──────── Given data ────────
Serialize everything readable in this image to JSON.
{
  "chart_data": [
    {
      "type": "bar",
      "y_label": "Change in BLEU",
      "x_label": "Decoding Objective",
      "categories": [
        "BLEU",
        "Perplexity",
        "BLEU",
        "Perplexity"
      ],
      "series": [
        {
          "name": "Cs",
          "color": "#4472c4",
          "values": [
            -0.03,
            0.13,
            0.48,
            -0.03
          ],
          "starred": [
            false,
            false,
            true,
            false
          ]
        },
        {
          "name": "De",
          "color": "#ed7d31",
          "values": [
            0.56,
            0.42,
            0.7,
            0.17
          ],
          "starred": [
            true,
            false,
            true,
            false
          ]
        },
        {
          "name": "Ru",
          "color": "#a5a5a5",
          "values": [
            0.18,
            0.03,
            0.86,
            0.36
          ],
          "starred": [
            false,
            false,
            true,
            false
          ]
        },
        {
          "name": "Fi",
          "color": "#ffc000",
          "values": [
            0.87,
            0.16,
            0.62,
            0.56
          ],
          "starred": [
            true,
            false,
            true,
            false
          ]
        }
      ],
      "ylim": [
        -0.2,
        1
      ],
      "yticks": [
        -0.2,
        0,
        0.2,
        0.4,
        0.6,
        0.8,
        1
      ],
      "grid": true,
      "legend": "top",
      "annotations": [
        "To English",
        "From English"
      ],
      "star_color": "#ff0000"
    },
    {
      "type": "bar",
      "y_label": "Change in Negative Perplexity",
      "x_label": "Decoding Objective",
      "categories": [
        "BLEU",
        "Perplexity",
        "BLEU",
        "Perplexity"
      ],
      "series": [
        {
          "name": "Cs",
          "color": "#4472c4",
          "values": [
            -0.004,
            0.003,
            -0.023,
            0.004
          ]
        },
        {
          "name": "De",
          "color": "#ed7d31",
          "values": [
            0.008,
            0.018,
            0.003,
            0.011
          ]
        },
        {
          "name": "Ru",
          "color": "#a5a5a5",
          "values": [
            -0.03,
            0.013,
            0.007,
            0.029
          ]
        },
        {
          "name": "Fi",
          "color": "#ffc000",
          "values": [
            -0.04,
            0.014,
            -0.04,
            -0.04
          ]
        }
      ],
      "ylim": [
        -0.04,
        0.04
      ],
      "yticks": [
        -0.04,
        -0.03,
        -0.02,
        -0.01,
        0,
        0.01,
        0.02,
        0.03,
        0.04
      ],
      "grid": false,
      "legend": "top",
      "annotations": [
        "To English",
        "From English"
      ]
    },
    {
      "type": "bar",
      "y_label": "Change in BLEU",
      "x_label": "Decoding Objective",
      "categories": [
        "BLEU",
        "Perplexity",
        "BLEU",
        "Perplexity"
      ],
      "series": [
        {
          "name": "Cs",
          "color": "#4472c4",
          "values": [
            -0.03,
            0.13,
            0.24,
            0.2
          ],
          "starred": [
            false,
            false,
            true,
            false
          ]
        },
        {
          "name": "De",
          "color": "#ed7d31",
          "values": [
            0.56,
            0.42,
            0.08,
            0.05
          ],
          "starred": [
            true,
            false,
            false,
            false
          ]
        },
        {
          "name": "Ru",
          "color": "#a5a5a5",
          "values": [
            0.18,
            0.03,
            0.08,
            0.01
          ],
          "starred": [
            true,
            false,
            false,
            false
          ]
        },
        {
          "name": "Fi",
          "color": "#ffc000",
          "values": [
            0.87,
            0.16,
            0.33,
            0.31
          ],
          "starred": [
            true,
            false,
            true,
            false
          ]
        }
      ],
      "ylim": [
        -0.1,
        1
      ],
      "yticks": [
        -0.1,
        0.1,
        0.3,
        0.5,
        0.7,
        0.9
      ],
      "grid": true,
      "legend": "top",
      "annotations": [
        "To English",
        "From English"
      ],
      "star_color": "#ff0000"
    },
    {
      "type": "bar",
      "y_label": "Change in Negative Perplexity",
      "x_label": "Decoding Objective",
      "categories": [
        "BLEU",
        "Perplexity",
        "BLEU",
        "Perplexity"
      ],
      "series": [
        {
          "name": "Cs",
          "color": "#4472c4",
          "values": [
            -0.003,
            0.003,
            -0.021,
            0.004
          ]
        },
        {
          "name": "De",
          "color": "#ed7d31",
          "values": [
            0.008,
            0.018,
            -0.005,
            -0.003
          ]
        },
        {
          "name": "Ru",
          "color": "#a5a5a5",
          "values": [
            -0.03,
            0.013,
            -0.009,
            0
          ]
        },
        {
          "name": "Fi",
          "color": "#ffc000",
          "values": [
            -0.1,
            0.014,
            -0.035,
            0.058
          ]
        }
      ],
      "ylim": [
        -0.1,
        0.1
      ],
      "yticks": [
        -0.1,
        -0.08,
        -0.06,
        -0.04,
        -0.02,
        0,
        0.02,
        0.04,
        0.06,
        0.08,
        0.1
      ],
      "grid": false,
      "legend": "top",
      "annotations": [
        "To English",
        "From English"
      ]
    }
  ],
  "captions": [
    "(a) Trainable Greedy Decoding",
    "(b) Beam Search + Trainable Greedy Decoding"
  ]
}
────────
## What the exercise asks
Repeat the data exactly. Leave nothing out.

## Output of the task
Serialize everything readable in this image to JSON.
{
  "chart_data": [
    {
      "type": "bar",
      "y_label": "Change in BLEU",
      "x_label": "Decoding Objective",
      "categories": [
        "BLEU",
        "Perplexity",
        "BLEU",
        "Perplexity"
      ],
      "series": [
        {
          "name": "Cs",
          "color": "#4472c4",
          "values": [
            -0.03,
            0.13,
            0.48,
            -0.03
          ],
          "starred": [
            false,
            false,
            true,
            false
          ]
        },
        {
          "name": "De",
          "color": "#ed7d31",
          "values": [
            0.56,
            0.42,
            0.7,
            0.17
          ],
          "starred": [
            true,
            false,
            true,
            false
          ]
        },
        {
          "name": "Ru",
          "color": "#a5a5a5",
          "values": [
            0.18,
            0.03,
            0.86,
            0.36
          ],
          "starred": [
            false,
            false,
            true,
            false
          ]
        },
        {
          "name": "Fi",
          "color": "#ffc000",
          "values": [
            0.87,
            0.16,
            0.62,
            0.56
          ],
          "starred": [
            true,
            false,
            true,
            false
          ]
        }
      ],
      "ylim": [
        -0.2,
        1
      ],
      "yticks": [
        -0.2,
        0,
        0.2,
        0.4,
        0.6,
        0.8,
        1
      ],
      "grid": true,
      "legend": "top",
      "annotations": [
        "To English",
        "From English"
      ],
      "star_color": "#ff0000"
    },
    {
      "type": "bar",
      "y_label": "Change in Negative Perplexity",
      "x_label": "Decoding Objective",
      "categories": [
        "BLEU",
        "Perplexity",
        "BLEU",
        "Perplexity"
      ],
      "series": [
        {
          "name": "Cs",
          "color": "#4472c4",
          "values": [
            -0.004,
            0.003,
            -0.023,
            0.004
          ]
        },
        {
          "name": "De",
          "color": "#ed7d31",
          "values": [
            0.008,
            0.018,
            0.003,
            0.011
          ]
        },
        {
          "name": "Ru",
          "color": "#a5a5a5",
          "values": [
            -0.03,
            0.013,
            0.007,
            0.029
          ]
        },
        {
          "name": "Fi",
          "color": "#ffc000",
          "values": [
            -0.04,
            0.014,
            -0.04,
            -0.04
          ]
        }
      ],
      "ylim": [
        -0.04,
        0.04
      ],
      "yticks": [
        -0.04,
        -0.03,
        -0.02,
        -0.01,
        0,
        0.01,
        0.02,
        0.03,
        0.04
      ],
      "grid": false,
      "legend": "top",
      "annotations": [
        "To English",
        "From English"
      ]
    },
    {
      "type": "bar",
      "y_label": "Change in BLEU",
      "x_label": "Decoding Objective",
      "categories": [
        "BLEU",
        "Perplexity",
        "BLEU",
        "Perplexity"
      ],
      "series": [
        {
          "name": "Cs",
          "color": "#4472c4",
          "values": [
            -0.03,
            0.13,
            0.24,
            0.2
          ],
          "starred": [
            false,
            false,
            true,
            false
          ]
        },
        {
          "name": "De",
          "color": "#ed7d31",
          "values": [
            0.56,
            0.42,
            0.08,
            0.05
          ],
          "starred": [
            true,
            false,
            false,
            false
          ]
        },
        {
          "name": "Ru",
          "color": "#a5a5a5",
          "values": [
            0.18,
            0.03,
            0.08,
            0.01
          ],
          "starred": [
            true,
            false,
            false,
            false
          ]
        },
        {
          "name": "Fi",
          "color": "#ffc000",
          "values": [
            0.87,
            0.16,
            0.33,
            0.31
          ],
          "starred": [
            true,
            false,
            true,
            false
          ]
        }
      ],
      "ylim": [
        -0.1,
        1
      ],
      "yticks": [
        -0.1,
        0.1,
        0.3,
        0.5,
        0.7,
        0.9
      ],
      "grid": true,
      "legend": "top",
      "annotations": [
        "To English",
        "From English"
      ],
      "star_color": "#ff0000"
    },
    {
      "type": "bar",
      "y_label": "Change in Negative Perplexity",
      "x_label": "Decoding Objective",
      "categories": [
        "BLEU",
        "Perplexity",
        "BLEU",
        "Perplexity"
      ],
      "series": [
        {
          "name": "Cs",
          "color": "#4472c4",
          "values": [
            -0.003,
            0.003,
            -0.021,
            0.004
          ]
        },
        {
          "name": "De",
          "color": "#ed7d31",
          "values": [
            0.008,
            0.018,
            -0.005,
            -0.003
          ]
        },
        {
          "name": "Ru",
          "color": "#a5a5a5",
          "values": [
            -0.03,
            0.013,
            -0.009,
            0
          ]
        },
        {
          "name": "Fi",
          "color": "#ffc000",
          "values": [
            -0.1,
            0.014,
            -0.035,
            0.058
          ]
        }
      ],
      "ylim": [
        -0.1,
        0.1
      ],
      "yticks": [
        -0.1,
        -0.08,
        -0.06,
        -0.04,
        -0.02,
        0,
        0.02,
        0.04,
        0.06,
        0.08,
        0.1
      ],
      "grid": false,
      "legend": "top",
      "annotations": [
        "To English",
        "From English"
      ]
    }
  ],
  "captions": [
    "(a) Trainable Greedy Decoding",
    "(b) Beam Search + Trainable Greedy Decoding"
  ]
}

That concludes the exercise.